### Instructions to follow
Copy the lines below as they are; omit the images they contain.

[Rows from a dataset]
■ ■ ■ ■ ■ ■ ■
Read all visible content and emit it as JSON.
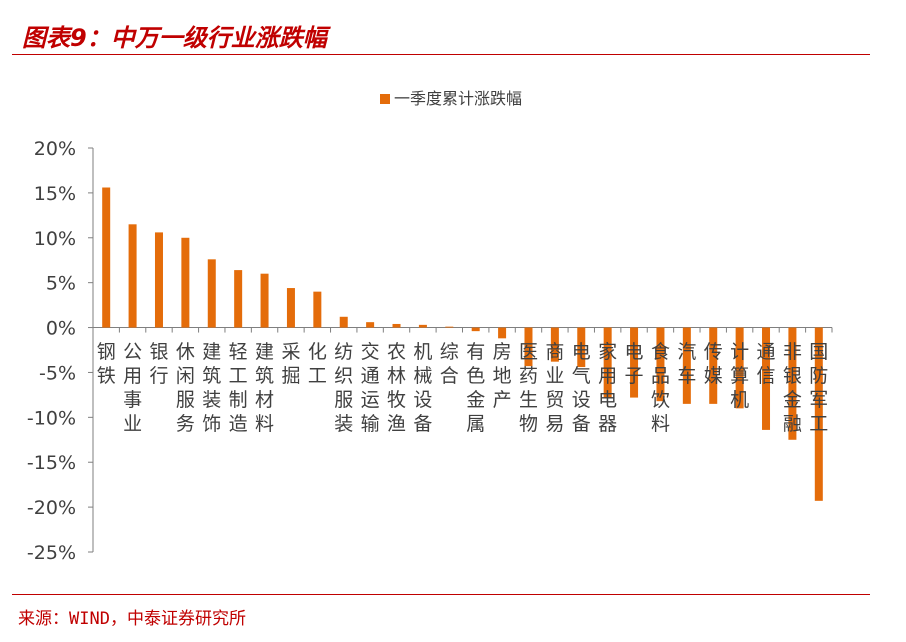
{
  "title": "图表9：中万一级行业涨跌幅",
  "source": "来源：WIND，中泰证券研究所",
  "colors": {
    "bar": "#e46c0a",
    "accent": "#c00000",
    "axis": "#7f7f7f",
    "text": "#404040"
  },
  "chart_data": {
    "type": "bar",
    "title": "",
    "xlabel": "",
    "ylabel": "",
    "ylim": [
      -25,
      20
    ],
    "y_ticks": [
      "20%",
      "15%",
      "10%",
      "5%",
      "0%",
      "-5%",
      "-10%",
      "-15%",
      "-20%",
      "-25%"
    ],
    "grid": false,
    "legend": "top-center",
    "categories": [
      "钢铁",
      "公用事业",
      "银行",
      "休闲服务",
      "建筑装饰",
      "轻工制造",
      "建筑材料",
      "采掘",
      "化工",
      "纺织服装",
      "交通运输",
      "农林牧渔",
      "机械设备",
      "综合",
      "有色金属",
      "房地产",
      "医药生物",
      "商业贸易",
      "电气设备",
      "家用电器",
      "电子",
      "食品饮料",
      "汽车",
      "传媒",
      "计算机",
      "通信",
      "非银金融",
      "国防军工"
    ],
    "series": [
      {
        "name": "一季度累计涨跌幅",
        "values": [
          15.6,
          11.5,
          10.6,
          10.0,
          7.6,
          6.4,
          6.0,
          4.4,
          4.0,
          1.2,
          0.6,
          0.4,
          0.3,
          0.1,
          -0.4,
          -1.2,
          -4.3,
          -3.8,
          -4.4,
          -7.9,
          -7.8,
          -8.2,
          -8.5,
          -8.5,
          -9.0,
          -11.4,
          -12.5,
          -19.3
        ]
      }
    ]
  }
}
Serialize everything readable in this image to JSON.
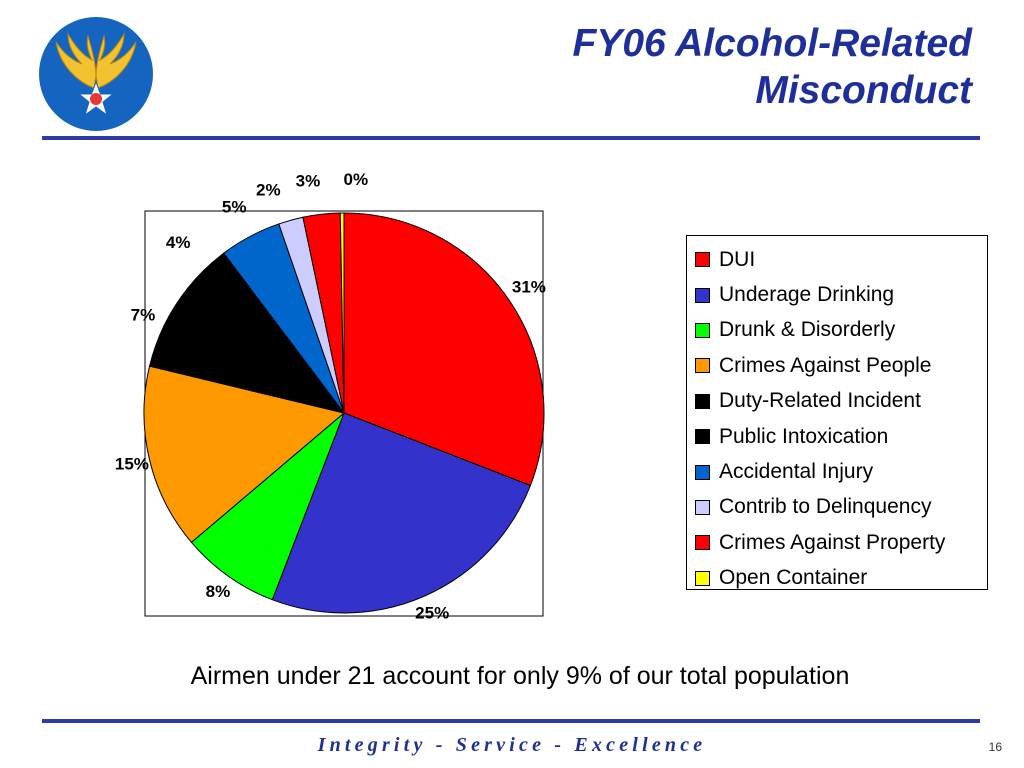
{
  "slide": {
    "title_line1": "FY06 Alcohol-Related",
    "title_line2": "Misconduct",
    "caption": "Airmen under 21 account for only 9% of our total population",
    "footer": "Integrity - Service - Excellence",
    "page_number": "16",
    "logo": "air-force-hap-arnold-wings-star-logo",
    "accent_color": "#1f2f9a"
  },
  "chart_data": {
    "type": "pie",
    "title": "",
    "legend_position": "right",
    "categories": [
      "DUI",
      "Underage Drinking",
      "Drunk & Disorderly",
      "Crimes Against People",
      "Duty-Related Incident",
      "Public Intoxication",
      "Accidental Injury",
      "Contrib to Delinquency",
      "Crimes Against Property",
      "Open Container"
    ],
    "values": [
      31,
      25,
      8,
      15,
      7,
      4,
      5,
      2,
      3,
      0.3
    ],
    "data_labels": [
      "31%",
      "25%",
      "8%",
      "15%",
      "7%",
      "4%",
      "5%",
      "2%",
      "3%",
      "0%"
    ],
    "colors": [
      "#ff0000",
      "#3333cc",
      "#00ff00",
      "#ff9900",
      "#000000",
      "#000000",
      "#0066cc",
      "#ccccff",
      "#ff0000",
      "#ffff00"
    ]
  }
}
■ ■ ■ ■ ■ ■ ■
### Output below
Read all visible content and emit it as JSON.
{
  "title": "图表9：中万一级行业涨跌幅",
  "source": "来源：WIND，中泰证券研究所",
  "colors": {
    "bar": "#e46c0a",
    "accent": "#c00000",
    "axis": "#7f7f7f",
    "text": "#404040"
  },
  "chart_data": {
    "type": "bar",
    "title": "",
    "xlabel": "",
    "ylabel": "",
    "ylim": [
      -25,
      20
    ],
    "y_ticks": [
      "20%",
      "15%",
      "10%",
      "5%",
      "0%",
      "-5%",
      "-10%",
      "-15%",
      "-20%",
      "-25%"
    ],
    "grid": false,
    "legend": "top-center",
    "categories": [
      "钢铁",
      "公用事业",
      "银行",
      "休闲服务",
      "建筑装饰",
      "轻工制造",
      "建筑材料",
      "采掘",
      "化工",
      "纺织服装",
      "交通运输",
      "农林牧渔",
      "机械设备",
      "综合",
      "有色金属",
      "房地产",
      "医药生物",
      "商业贸易",
      "电气设备",
      "家用电器",
      "电子",
      "食品饮料",
      "汽车",
      "传媒",
      "计算机",
      "通信",
      "非银金融",
      "国防军工"
    ],
    "series": [
      {
        "name": "一季度累计涨跌幅",
        "values": [
          15.6,
          11.5,
          10.6,
          10.0,
          7.6,
          6.4,
          6.0,
          4.4,
          4.0,
          1.2,
          0.6,
          0.4,
          0.3,
          0.1,
          -0.4,
          -1.2,
          -4.3,
          -3.8,
          -4.4,
          -7.9,
          -7.8,
          -8.2,
          -8.5,
          -8.5,
          -9.0,
          -11.4,
          -12.5,
          -19.3
        ]
      }
    ]
  }
}
Serialize everything readable in this image to JSON.
{
  "slide": {
    "title_line1": "FY06 Alcohol-Related",
    "title_line2": "Misconduct",
    "caption": "Airmen under 21 account for only 9% of our total population",
    "footer": "Integrity - Service - Excellence",
    "page_number": "16",
    "logo": "air-force-hap-arnold-wings-star-logo",
    "accent_color": "#1f2f9a"
  },
  "chart_data": {
    "type": "pie",
    "title": "",
    "legend_position": "right",
    "categories": [
      "DUI",
      "Underage Drinking",
      "Drunk & Disorderly",
      "Crimes Against People",
      "Duty-Related Incident",
      "Public Intoxication",
      "Accidental Injury",
      "Contrib to Delinquency",
      "Crimes Against Property",
      "Open Container"
    ],
    "values": [
      31,
      25,
      8,
      15,
      7,
      4,
      5,
      2,
      3,
      0.3
    ],
    "data_labels": [
      "31%",
      "25%",
      "8%",
      "15%",
      "7%",
      "4%",
      "5%",
      "2%",
      "3%",
      "0%"
    ],
    "colors": [
      "#ff0000",
      "#3333cc",
      "#00ff00",
      "#ff9900",
      "#000000",
      "#000000",
      "#0066cc",
      "#ccccff",
      "#ff0000",
      "#ffff00"
    ]
  }
}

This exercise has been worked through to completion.